:: Exercise materials ::

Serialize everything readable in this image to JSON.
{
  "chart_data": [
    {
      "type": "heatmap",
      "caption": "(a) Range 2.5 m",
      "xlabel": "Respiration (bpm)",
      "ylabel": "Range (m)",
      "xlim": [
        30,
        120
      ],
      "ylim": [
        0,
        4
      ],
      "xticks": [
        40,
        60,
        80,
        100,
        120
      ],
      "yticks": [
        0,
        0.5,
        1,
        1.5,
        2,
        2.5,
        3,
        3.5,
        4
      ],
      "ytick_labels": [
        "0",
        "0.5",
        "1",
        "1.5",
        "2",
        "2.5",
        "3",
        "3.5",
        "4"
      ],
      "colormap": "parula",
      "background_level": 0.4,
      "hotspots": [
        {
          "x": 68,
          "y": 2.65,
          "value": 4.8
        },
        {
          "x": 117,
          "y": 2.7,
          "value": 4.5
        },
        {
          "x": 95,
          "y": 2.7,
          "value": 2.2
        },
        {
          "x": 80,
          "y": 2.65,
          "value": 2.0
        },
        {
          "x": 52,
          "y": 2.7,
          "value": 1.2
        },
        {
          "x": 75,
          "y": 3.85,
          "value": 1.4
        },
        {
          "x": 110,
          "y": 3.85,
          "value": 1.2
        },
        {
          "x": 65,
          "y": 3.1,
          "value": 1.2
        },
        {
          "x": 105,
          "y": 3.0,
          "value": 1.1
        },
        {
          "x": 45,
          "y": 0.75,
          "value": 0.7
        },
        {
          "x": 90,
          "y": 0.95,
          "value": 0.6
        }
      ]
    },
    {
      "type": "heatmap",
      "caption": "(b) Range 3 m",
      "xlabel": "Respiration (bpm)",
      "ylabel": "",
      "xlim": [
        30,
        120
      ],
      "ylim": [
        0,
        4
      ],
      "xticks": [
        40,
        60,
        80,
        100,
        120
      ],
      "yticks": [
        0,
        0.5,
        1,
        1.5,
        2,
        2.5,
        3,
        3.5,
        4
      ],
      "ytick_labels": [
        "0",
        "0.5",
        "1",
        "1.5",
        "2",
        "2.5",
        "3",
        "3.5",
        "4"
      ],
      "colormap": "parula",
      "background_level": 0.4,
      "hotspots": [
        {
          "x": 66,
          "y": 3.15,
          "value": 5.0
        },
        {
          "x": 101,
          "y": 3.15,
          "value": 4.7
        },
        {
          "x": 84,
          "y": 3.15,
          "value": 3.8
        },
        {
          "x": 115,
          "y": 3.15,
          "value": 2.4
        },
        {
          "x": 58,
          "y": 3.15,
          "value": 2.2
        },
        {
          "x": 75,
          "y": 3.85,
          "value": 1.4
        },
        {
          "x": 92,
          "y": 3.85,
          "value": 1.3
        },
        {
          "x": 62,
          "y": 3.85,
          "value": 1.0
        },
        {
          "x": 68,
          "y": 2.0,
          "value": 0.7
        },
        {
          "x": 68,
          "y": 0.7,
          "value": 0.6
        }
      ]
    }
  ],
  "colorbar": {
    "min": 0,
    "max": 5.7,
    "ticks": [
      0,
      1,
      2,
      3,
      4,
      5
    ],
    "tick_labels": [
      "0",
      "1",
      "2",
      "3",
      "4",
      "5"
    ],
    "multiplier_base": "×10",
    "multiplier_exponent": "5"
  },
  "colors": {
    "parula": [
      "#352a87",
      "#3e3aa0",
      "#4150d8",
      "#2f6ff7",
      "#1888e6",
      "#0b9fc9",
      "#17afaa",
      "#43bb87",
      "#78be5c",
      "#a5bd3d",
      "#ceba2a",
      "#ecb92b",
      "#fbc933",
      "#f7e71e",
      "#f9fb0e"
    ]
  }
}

:::

=== Instructions to follow ===
Transcribe all of the entries without altering anything.

=== Output ===
Serialize everything readable in this image to JSON.
{
  "chart_data": [
    {
      "type": "heatmap",
      "caption": "(a) Range 2.5 m",
      "xlabel": "Respiration (bpm)",
      "ylabel": "Range (m)",
      "xlim": [
        30,
        120
      ],
      "ylim": [
        0,
        4
      ],
      "xticks": [
        40,
        60,
        80,
        100,
        120
      ],
      "yticks": [
        0,
        0.5,
        1,
        1.5,
        2,
        2.5,
        3,
        3.5,
        4
      ],
      "ytick_labels": [
        "0",
        "0.5",
        "1",
        "1.5",
        "2",
        "2.5",
        "3",
        "3.5",
        "4"
      ],
      "colormap": "parula",
      "background_level": 0.4,
      "hotspots": [
        {
          "x": 68,
          "y": 2.65,
          "value": 4.8
        },
        {
          "x": 117,
          "y": 2.7,
          "value": 4.5
        },
        {
          "x": 95,
          "y": 2.7,
          "value": 2.2
        },
        {
          "x": 80,
          "y": 2.65,
          "value": 2.0
        },
        {
          "x": 52,
          "y": 2.7,
          "value": 1.2
        },
        {
          "x": 75,
          "y": 3.85,
          "value": 1.4
        },
        {
          "x": 110,
          "y": 3.85,
          "value": 1.2
        },
        {
          "x": 65,
          "y": 3.1,
          "value": 1.2
        },
        {
          "x": 105,
          "y": 3.0,
          "value": 1.1
        },
        {
          "x": 45,
          "y": 0.75,
          "value": 0.7
        },
        {
          "x": 90,
          "y": 0.95,
          "value": 0.6
        }
      ]
    },
    {
      "type": "heatmap",
      "caption": "(b) Range 3 m",
      "xlabel": "Respiration (bpm)",
      "ylabel": "",
      "xlim": [
        30,
        120
      ],
      "ylim": [
        0,
        4
      ],
      "xticks": [
        40,
        60,
        80,
        100,
        120
      ],
      "yticks": [
        0,
        0.5,
        1,
        1.5,
        2,
        2.5,
        3,
        3.5,
        4
      ],
      "ytick_labels": [
        "0",
        "0.5",
        "1",
        "1.5",
        "2",
        "2.5",
        "3",
        "3.5",
        "4"
      ],
      "colormap": "parula",
      "background_level": 0.4,
      "hotspots": [
        {
          "x": 66,
          "y": 3.15,
          "value": 5.0
        },
        {
          "x": 101,
          "y": 3.15,
          "value": 4.7
        },
        {
          "x": 84,
          "y": 3.15,
          "value": 3.8
        },
        {
          "x": 115,
          "y": 3.15,
          "value": 2.4
        },
        {
          "x": 58,
          "y": 3.15,
          "value": 2.2
        },
        {
          "x": 75,
          "y": 3.85,
          "value": 1.4
        },
        {
          "x": 92,
          "y": 3.85,
          "value": 1.3
        },
        {
          "x": 62,
          "y": 3.85,
          "value": 1.0
        },
        {
          "x": 68,
          "y": 2.0,
          "value": 0.7
        },
        {
          "x": 68,
          "y": 0.7,
          "value": 0.6
        }
      ]
    }
  ],
  "colorbar": {
    "min": 0,
    "max": 5.7,
    "ticks": [
      0,
      1,
      2,
      3,
      4,
      5
    ],
    "tick_labels": [
      "0",
      "1",
      "2",
      "3",
      "4",
      "5"
    ],
    "multiplier_base": "×10",
    "multiplier_exponent": "5"
  },
  "colors": {
    "parula": [
      "#352a87",
      "#3e3aa0",
      "#4150d8",
      "#2f6ff7",
      "#1888e6",
      "#0b9fc9",
      "#17afaa",
      "#43bb87",
      "#78be5c",
      "#a5bd3d",
      "#ceba2a",
      "#ecb92b",
      "#fbc933",
      "#f7e71e",
      "#f9fb0e"
    ]
  }
}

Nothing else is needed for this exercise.